• **Task objective**: Return the entries below in their exact form, leaving the pictures out.

• **Dataset**:
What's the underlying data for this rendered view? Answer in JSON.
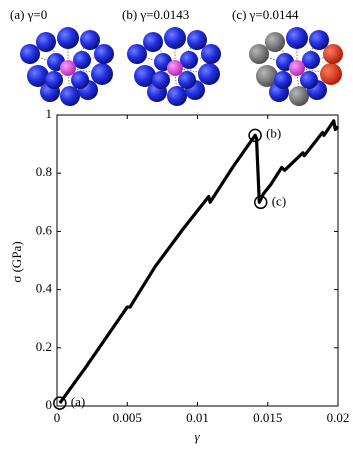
{
  "insets": [
    {
      "label": "(a) γ=0"
    },
    {
      "label": "(b) γ=0.0143"
    },
    {
      "label": "(c) γ=0.0144"
    }
  ],
  "chart_data": {
    "type": "line",
    "x_label": "γ",
    "y_label": "σ (GPa)",
    "x": [
      0.0002,
      0.002,
      0.004,
      0.005,
      0.0052,
      0.007,
      0.009,
      0.0108,
      0.0109,
      0.0125,
      0.0141,
      0.0142,
      0.0144,
      0.0147,
      0.0152,
      0.016,
      0.0162,
      0.0175,
      0.0176,
      0.0189,
      0.019,
      0.0197,
      0.0198,
      0.02
    ],
    "series": [
      {
        "color": "#000000",
        "values": [
          0.01,
          0.13,
          0.27,
          0.34,
          0.34,
          0.48,
          0.61,
          0.72,
          0.7,
          0.82,
          0.93,
          0.92,
          0.7,
          0.73,
          0.76,
          0.82,
          0.81,
          0.87,
          0.86,
          0.94,
          0.93,
          0.98,
          0.95,
          0.96
        ]
      }
    ],
    "annotations": [
      {
        "text": "(a)",
        "x": 0.0002,
        "y": 0.01
      },
      {
        "text": "(b)",
        "x": 0.0141,
        "y": 0.93
      },
      {
        "text": "(c)",
        "x": 0.0145,
        "y": 0.7
      }
    ],
    "xlim": [
      0,
      0.02
    ],
    "xticks": [
      0,
      0.005,
      0.01,
      0.015,
      0.02
    ],
    "ylim": [
      0,
      1
    ],
    "yticks": [
      0,
      0.2,
      0.4,
      0.6,
      0.8,
      1
    ]
  }
}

• **Result of this exercise**:
What's the underlying data for this rendered view? Answer in JSON.
{
  "insets": [
    {
      "label": "(a) γ=0"
    },
    {
      "label": "(b) γ=0.0143"
    },
    {
      "label": "(c) γ=0.0144"
    }
  ],
  "chart_data": {
    "type": "line",
    "x_label": "γ",
    "y_label": "σ (GPa)",
    "x": [
      0.0002,
      0.002,
      0.004,
      0.005,
      0.0052,
      0.007,
      0.009,
      0.0108,
      0.0109,
      0.0125,
      0.0141,
      0.0142,
      0.0144,
      0.0147,
      0.0152,
      0.016,
      0.0162,
      0.0175,
      0.0176,
      0.0189,
      0.019,
      0.0197,
      0.0198,
      0.02
    ],
    "series": [
      {
        "color": "#000000",
        "values": [
          0.01,
          0.13,
          0.27,
          0.34,
          0.34,
          0.48,
          0.61,
          0.72,
          0.7,
          0.82,
          0.93,
          0.92,
          0.7,
          0.73,
          0.76,
          0.82,
          0.81,
          0.87,
          0.86,
          0.94,
          0.93,
          0.98,
          0.95,
          0.96
        ]
      }
    ],
    "annotations": [
      {
        "text": "(a)",
        "x": 0.0002,
        "y": 0.01
      },
      {
        "text": "(b)",
        "x": 0.0141,
        "y": 0.93
      },
      {
        "text": "(c)",
        "x": 0.0145,
        "y": 0.7
      }
    ],
    "xlim": [
      0,
      0.02
    ],
    "xticks": [
      0,
      0.005,
      0.01,
      0.015,
      0.02
    ],
    "ylim": [
      0,
      1
    ],
    "yticks": [
      0,
      0.2,
      0.4,
      0.6,
      0.8,
      1
    ]
  }
}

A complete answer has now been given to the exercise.